Quote the lines verbatim, beginning with the first line of the records and continuing through the line that contains "784, 148, 806]".

* * *

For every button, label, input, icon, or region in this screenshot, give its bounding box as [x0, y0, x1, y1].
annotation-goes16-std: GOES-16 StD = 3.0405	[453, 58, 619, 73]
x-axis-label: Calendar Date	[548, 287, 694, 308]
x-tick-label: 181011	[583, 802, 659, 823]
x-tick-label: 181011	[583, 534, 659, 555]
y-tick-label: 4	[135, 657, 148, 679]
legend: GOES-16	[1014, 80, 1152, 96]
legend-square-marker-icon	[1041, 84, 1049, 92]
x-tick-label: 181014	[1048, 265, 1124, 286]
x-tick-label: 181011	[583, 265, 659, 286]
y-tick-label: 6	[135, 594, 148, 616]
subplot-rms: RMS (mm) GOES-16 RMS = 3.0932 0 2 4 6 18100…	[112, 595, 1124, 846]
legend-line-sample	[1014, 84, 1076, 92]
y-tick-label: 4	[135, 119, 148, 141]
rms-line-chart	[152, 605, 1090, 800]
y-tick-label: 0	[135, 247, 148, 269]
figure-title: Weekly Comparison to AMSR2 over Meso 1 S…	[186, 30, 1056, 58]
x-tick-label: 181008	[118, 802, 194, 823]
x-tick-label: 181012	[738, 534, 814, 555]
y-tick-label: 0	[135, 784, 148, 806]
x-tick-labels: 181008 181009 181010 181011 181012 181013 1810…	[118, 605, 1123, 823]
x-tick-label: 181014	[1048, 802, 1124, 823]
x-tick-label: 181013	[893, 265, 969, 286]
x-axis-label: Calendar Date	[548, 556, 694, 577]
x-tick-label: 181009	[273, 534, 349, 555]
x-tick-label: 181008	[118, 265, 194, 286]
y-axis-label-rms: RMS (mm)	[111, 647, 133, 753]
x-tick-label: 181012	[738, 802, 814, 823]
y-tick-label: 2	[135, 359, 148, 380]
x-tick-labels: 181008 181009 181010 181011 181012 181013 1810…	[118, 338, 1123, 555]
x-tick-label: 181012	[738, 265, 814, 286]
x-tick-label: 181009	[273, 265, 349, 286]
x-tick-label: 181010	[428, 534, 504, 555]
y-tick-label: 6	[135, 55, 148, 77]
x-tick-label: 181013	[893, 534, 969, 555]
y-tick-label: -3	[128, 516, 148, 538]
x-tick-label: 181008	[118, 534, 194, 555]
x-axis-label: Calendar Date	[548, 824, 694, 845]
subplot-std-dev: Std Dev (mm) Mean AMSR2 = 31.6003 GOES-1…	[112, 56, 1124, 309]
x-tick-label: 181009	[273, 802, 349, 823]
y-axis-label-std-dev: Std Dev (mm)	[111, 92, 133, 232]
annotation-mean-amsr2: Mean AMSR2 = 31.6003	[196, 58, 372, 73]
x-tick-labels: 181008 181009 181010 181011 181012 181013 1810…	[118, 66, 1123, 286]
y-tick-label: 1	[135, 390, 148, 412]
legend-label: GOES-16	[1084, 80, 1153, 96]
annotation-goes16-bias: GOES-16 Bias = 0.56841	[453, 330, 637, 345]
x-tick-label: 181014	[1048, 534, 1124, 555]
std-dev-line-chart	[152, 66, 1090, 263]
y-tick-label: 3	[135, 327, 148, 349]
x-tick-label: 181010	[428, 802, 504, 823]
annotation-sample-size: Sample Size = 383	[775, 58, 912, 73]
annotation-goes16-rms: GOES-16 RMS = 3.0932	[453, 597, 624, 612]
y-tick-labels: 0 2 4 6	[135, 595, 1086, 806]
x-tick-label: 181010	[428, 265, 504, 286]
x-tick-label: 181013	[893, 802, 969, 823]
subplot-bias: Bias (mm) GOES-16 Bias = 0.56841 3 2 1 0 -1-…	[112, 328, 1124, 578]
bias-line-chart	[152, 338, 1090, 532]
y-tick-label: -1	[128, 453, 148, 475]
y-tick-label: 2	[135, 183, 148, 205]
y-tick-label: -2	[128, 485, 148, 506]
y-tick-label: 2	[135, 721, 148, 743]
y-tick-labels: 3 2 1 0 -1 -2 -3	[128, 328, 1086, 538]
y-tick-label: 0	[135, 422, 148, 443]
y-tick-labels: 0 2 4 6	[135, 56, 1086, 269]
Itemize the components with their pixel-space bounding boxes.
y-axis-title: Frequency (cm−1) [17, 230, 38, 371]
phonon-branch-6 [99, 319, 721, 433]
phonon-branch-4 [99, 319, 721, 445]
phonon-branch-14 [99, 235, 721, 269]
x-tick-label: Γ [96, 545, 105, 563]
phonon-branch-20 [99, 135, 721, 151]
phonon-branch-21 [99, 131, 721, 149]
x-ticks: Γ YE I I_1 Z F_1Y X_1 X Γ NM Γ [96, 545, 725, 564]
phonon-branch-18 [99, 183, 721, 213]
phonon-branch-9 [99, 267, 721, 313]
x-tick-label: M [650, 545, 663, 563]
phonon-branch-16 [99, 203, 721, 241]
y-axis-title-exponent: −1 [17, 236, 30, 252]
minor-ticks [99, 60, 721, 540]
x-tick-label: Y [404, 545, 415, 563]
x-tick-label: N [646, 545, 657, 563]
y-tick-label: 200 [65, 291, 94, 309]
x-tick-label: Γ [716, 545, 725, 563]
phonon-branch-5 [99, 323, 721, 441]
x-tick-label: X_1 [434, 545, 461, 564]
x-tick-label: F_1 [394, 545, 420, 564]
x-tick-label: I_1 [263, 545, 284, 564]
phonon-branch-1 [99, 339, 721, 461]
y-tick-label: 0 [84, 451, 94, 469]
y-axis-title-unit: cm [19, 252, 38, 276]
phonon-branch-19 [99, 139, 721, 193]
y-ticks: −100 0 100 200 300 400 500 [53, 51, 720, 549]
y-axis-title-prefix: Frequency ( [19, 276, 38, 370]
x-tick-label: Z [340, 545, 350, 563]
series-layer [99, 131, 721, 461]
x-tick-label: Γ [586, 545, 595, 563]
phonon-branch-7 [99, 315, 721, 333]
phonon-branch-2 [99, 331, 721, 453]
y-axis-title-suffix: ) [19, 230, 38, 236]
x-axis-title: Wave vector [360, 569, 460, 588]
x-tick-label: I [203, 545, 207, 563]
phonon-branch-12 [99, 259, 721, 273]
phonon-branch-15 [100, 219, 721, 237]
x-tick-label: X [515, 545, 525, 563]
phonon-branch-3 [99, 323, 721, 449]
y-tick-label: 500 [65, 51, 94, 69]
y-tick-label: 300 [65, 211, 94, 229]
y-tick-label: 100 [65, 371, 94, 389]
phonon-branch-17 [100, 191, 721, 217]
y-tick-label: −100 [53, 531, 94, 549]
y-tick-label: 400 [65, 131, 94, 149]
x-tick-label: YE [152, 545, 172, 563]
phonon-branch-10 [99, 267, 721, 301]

* * *

_WORKED SOLUTION_
For every button, label, input, icon, or region in this screenshot, give its bounding box as [x0, y0, x1, y1].
annotation-goes16-std: GOES-16 StD = 3.0405	[453, 58, 619, 73]
x-axis-label: Calendar Date	[548, 287, 694, 308]
x-tick-label: 181011	[583, 802, 659, 823]
x-tick-label: 181011	[583, 534, 659, 555]
y-tick-label: 4	[135, 657, 148, 679]
legend: GOES-16	[1014, 80, 1152, 96]
legend-square-marker-icon	[1041, 84, 1049, 92]
x-tick-label: 181014	[1048, 265, 1124, 286]
x-tick-label: 181011	[583, 265, 659, 286]
y-tick-label: 6	[135, 594, 148, 616]
subplot-rms: RMS (mm) GOES-16 RMS = 3.0932 0 2 4 6 18100…	[112, 595, 1124, 846]
legend-line-sample	[1014, 84, 1076, 92]
y-tick-label: 4	[135, 119, 148, 141]
rms-line-chart	[152, 605, 1090, 800]
y-tick-label: 0	[135, 247, 148, 269]
figure-title: Weekly Comparison to AMSR2 over Meso 1 S…	[186, 30, 1056, 58]
x-tick-label: 181008	[118, 802, 194, 823]
x-tick-label: 181012	[738, 534, 814, 555]
y-tick-label: 0	[135, 784, 148, 806]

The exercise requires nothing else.